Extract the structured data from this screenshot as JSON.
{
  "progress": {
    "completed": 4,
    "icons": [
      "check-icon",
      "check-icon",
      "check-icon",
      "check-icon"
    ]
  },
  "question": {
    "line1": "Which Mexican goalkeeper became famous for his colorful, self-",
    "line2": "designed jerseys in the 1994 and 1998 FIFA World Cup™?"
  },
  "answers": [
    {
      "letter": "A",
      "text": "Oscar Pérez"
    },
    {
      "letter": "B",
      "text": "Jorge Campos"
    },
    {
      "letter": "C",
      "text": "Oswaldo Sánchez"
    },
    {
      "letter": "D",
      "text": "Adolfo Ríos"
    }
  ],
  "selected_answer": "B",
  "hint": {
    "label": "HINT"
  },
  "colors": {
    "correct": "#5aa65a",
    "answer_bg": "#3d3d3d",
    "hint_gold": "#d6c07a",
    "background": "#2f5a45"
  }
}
•••
» EXERCISE GOAL
Show each line holding the word "text".

» TASK RESULT
      "text": "Oscar Pérez"
      "text": "Jorge Campos"
      "text": "Oswaldo Sánchez"
      "text": "Adolfo Ríos"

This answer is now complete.